## SET TASK
Would you pull out every line of the material that contains the string "operation"?

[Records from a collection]
· · · · · · ·

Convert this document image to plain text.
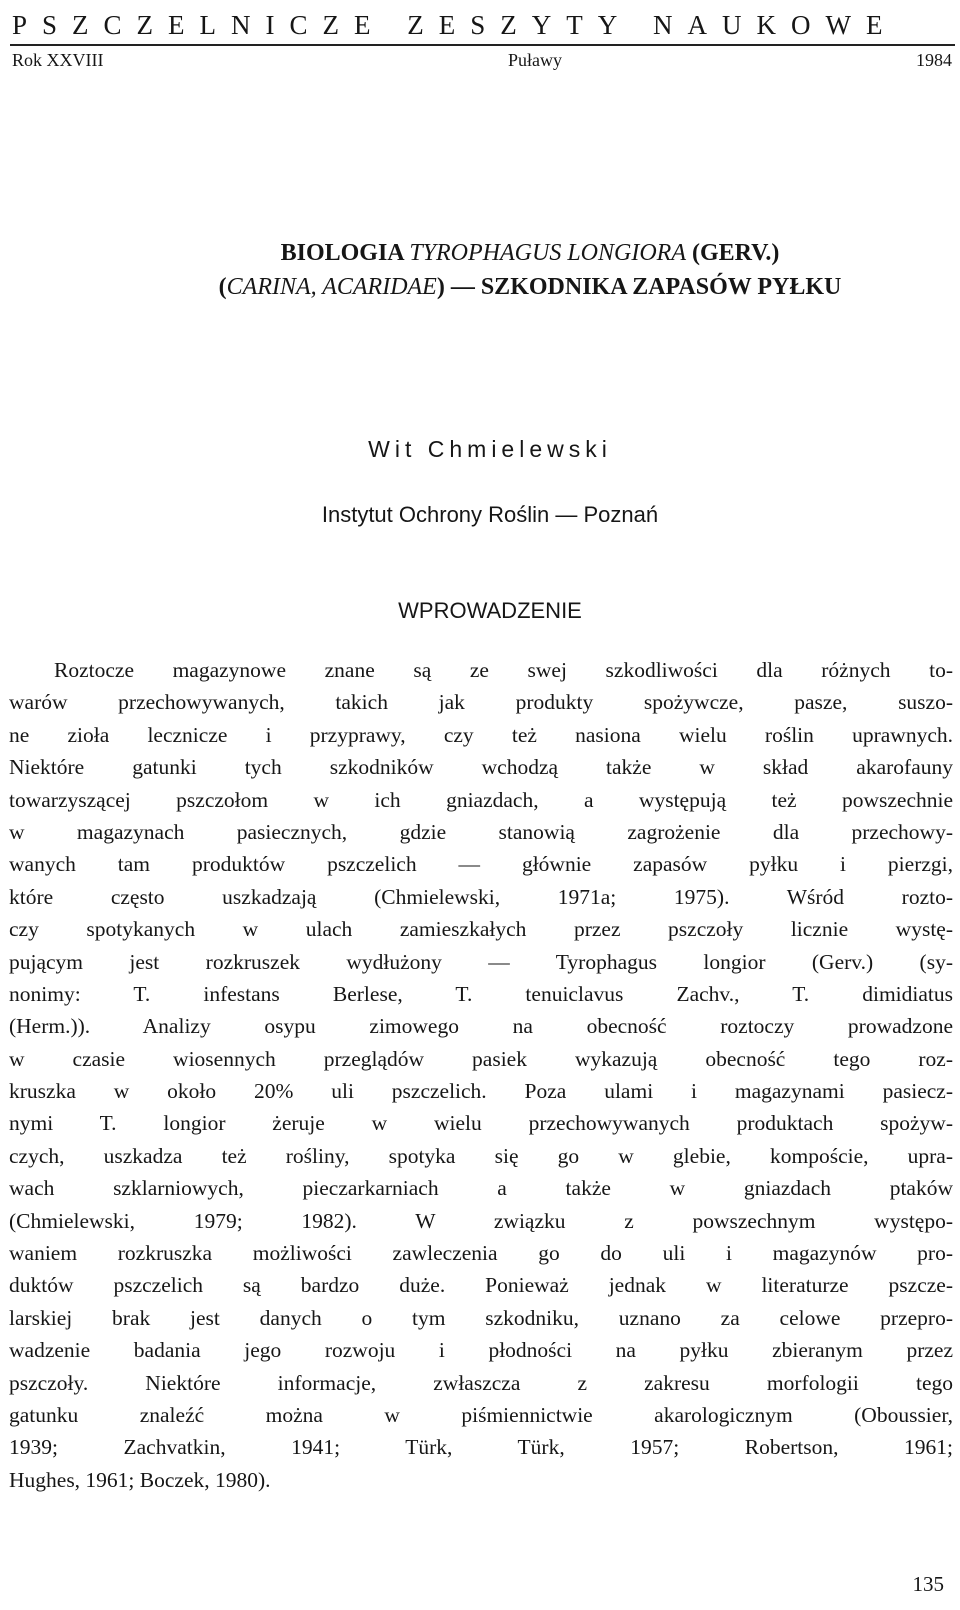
PSZCZELNICZE ZESZYTY NAUKOWE
Rok XXVIII	Puławy	1984
BIOLOGIA TYROPHAGUS LONGIORA (GERV.)
(CARINA, ACARIDAE) — SZKODNIKA ZAPASÓW PYŁKU
Wit Chmielewski
Instytut Ochrony Roślin — Poznań
WPROWADZENIE
Roztocze magazynowe znane są ze swej szkodliwości dla różnych to-
warów przechowywanych, takich jak produkty spożywcze, pasze, suszo-
ne zioła lecznicze i przyprawy, czy też nasiona wielu roślin uprawnych.
Niektóre gatunki tych szkodników wchodzą także w skład akarofauny
towarzyszącej pszczołom w ich gniazdach, a występują też powszechnie
w magazynach pasiecznych, gdzie stanowią zagrożenie dla przechowy-
wanych tam produktów pszczelich — głównie zapasów pyłku i pierzgi,
które często uszkadzają (Chmielewski, 1971a; 1975). Wśród rozto-
czy spotykanych w ulach zamieszkałych przez pszczoły licznie wystę-
pującym jest rozkruszek wydłużony — Tyrophagus longior (Gerv.) (sy-
nonimy: T. infestans Berlese, T. tenuiclavus Zachv., T. dimidiatus
(Herm.)). Analizy osypu zimowego na obecność roztoczy prowadzone
w czasie wiosennych przeglądów pasiek wykazują obecność tego roz-
kruszka w około 20% uli pszczelich. Poza ulami i magazynami pasiecz-
nymi T. longior żeruje w wielu przechowywanych produktach spożyw-
czych, uszkadza też rośliny, spotyka się go w glebie, kompoście, upra-
wach szklarniowych, pieczarkarniach a także w gniazdach ptaków
(Chmielewski, 1979; 1982). W związku z powszechnym występo-
waniem rozkruszka możliwości zawleczenia go do uli i magazynów pro-
duktów pszczelich są bardzo duże. Ponieważ jednak w literaturze pszcze-
larskiej brak jest danych o tym szkodniku, uznano za celowe przepro-
wadzenie badania jego rozwoju i płodności na pyłku zbieranym przez
pszczoły. Niektóre informacje, zwłaszcza z zakresu morfologii tego
gatunku znaleźć można w piśmiennictwie akarologicznym (Oboussier,
1939; Zachvatkin, 1941; Türk, Türk, 1957; Robertson, 1961;
Hughes, 1961; Boczek, 1980).
135
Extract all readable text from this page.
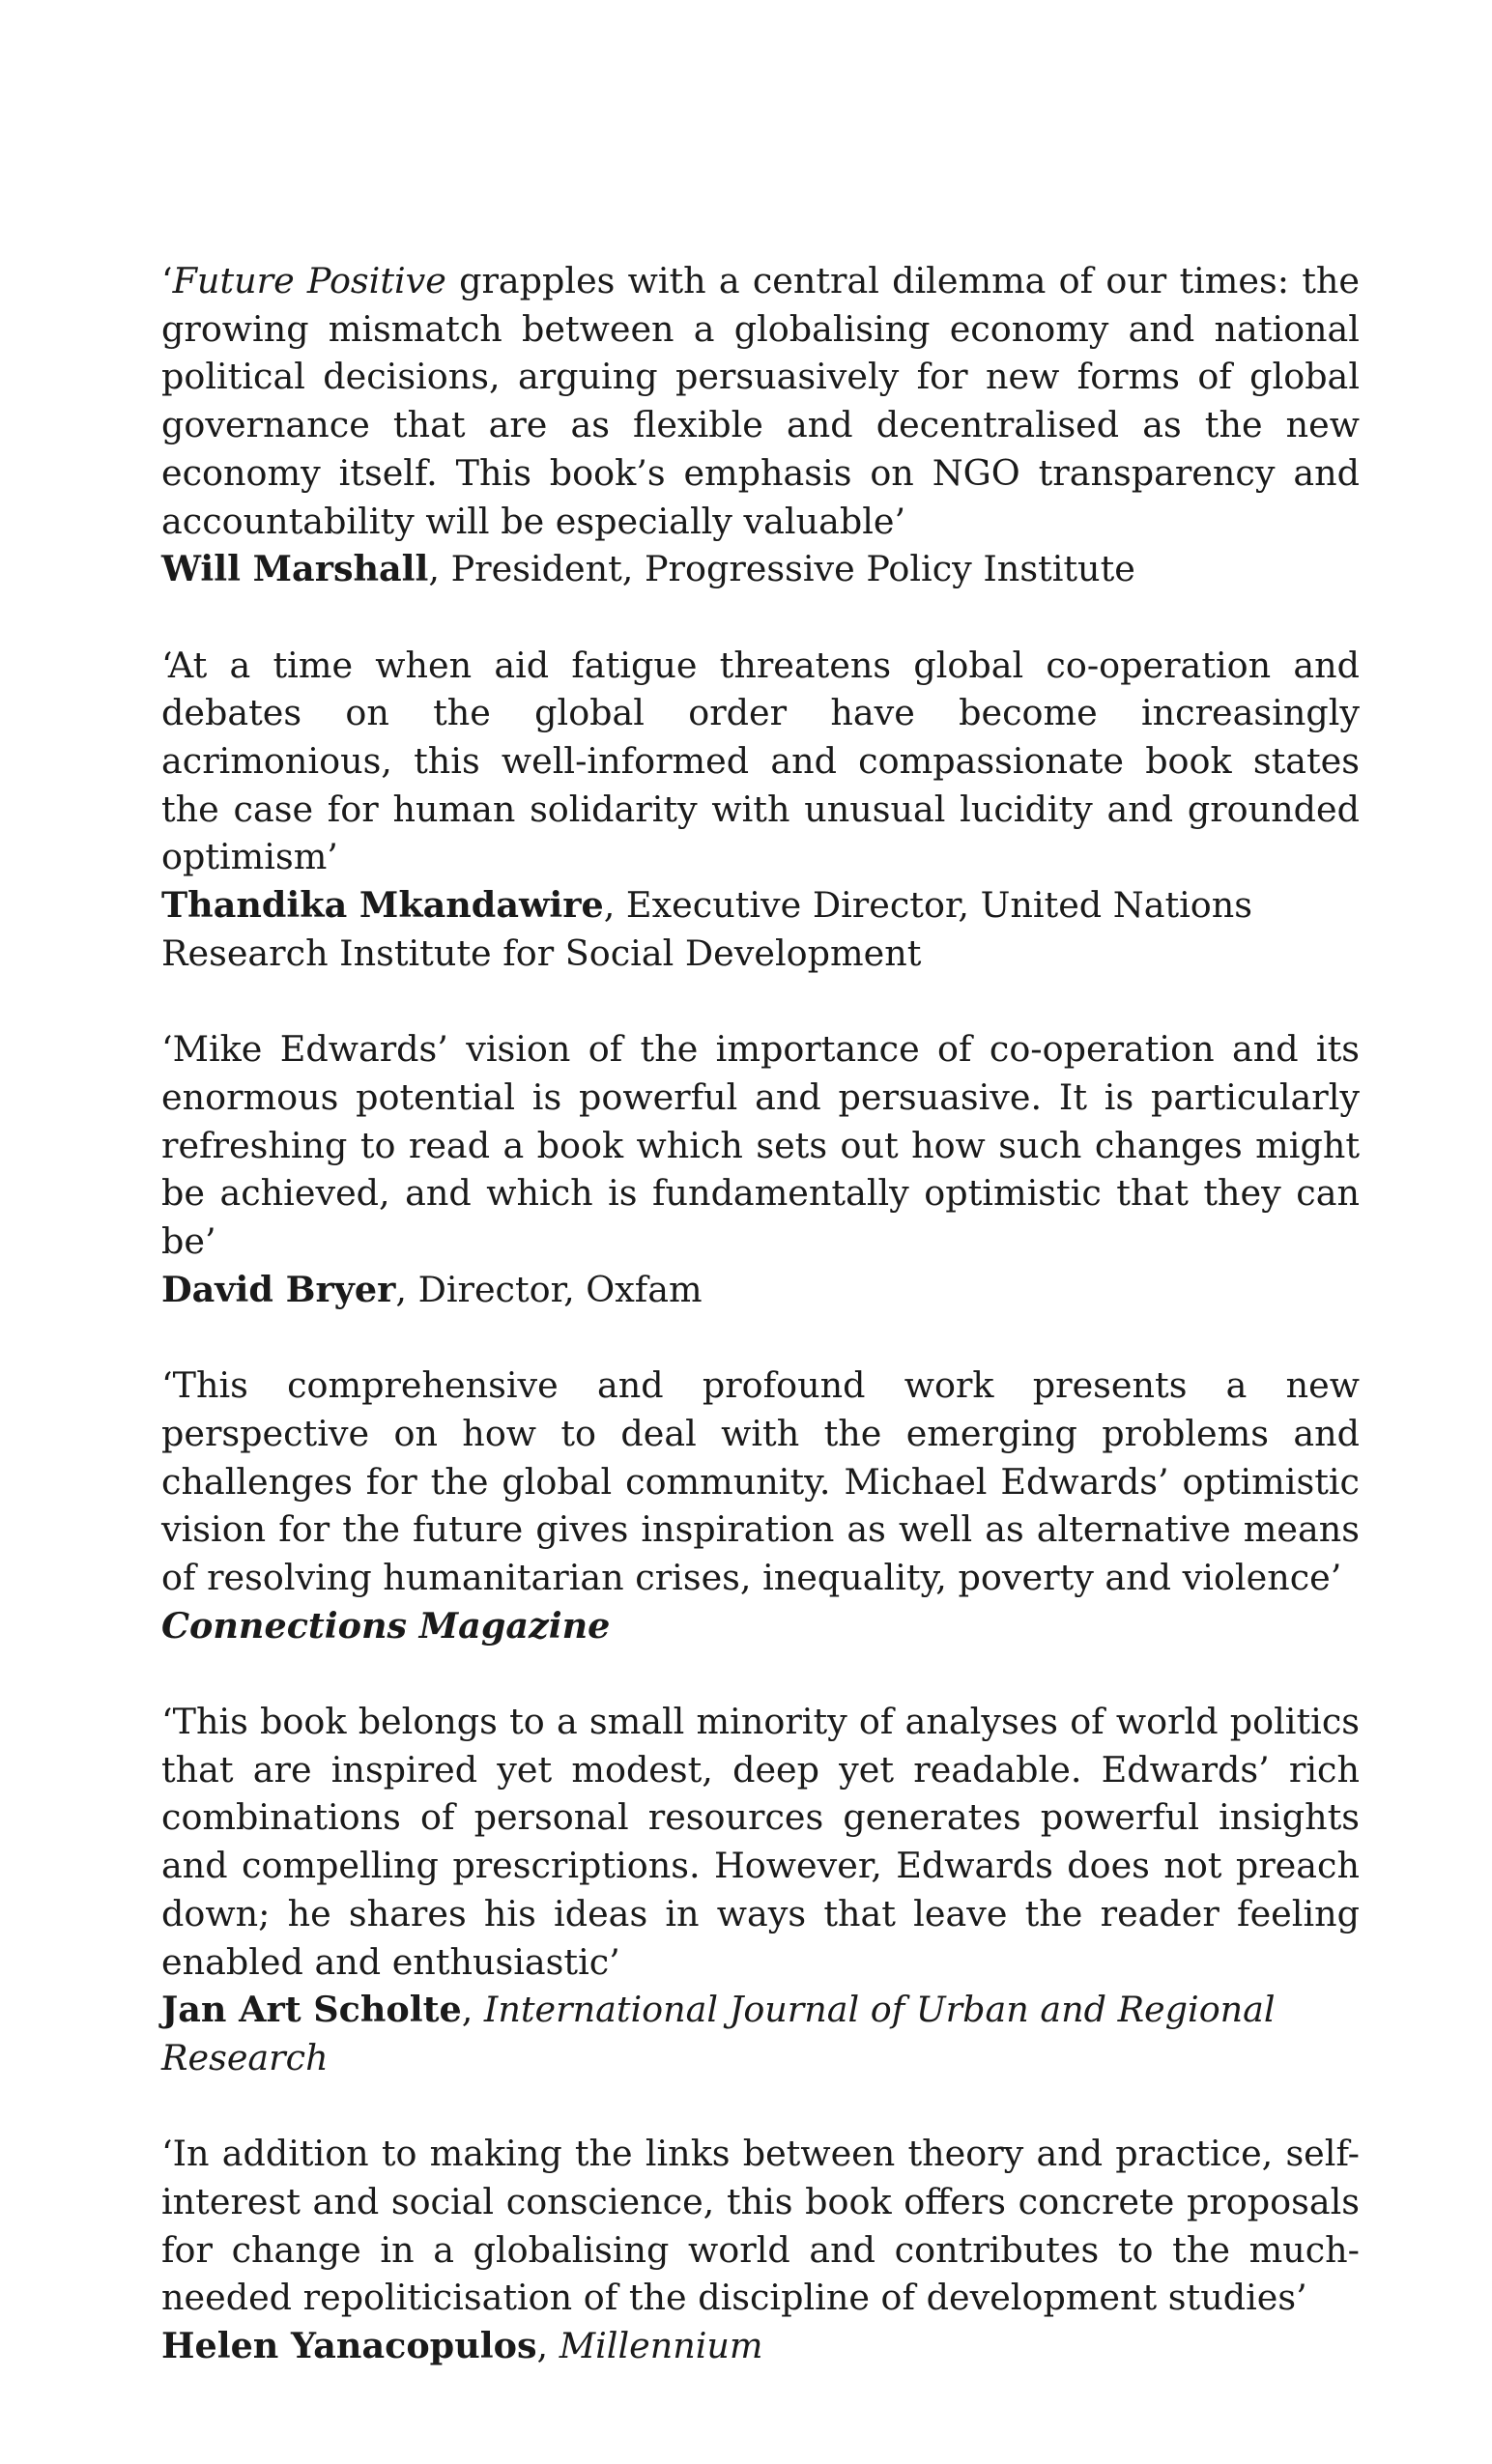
‘Future Positive grapples with a central dilemma of our times: the growing mismatch between a globalising economy and national political decisions, arguing persuasively for new forms of global governance that are as flexible and decentralised as the new economy itself. This book’s emphasis on NGO transparency and accountability will be especially valuable’

Will Marshall, President, Progressive Policy Institute

‘At a time when aid fatigue threatens global co-operation and debates on the global order have become increasingly acrimonious, this well-informed and compassionate book states the case for human solidarity with unusual lucidity and grounded optimism’

Thandika Mkandawire, Executive Director, United Nations Research Institute for Social Development

‘Mike Edwards’ vision of the importance of co-operation and its enormous potential is powerful and persuasive. It is particularly refreshing to read a book which sets out how such changes might be achieved, and which is fundamentally optimistic that they can be’

David Bryer, Director, Oxfam

‘This comprehensive and profound work presents a new perspective on how to deal with the emerging problems and challenges for the global community. Michael Edwards’ optimistic vision for the future gives inspiration as well as alternative means of resolving humanitarian crises, inequality, poverty and violence’

Connections Magazine

‘This book belongs to a small minority of analyses of world politics that are inspired yet modest, deep yet readable. Edwards’ rich combinations of personal resources generates powerful insights and compelling prescriptions. However, Edwards does not preach down; he shares his ideas in ways that leave the reader feeling enabled and enthusiastic’

Jan Art Scholte, International Journal of Urban and Regional Research

‘In addition to making the links between theory and practice, self-interest and social conscience, this book offers concrete proposals for change in a globalising world and contributes to the much-needed repoliticisation of the discipline of development studies’

Helen Yanacopulos, Millennium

· · · · · · ·

## FINISHED TASK
‘At a time when aid fatigue threatens global co-operation and debates on the global order have become increasingly acrimonious, this well-informed and compassionate book states the case for human solidarity with unusual lucidity and grounded optimism’
‘Mike Edwards’ vision of the importance of co-operation and its enormous potential is powerful and persuasive. It is particularly refreshing to read a book which sets out how such changes might be achieved, and which is fundamentally optimistic that they can be’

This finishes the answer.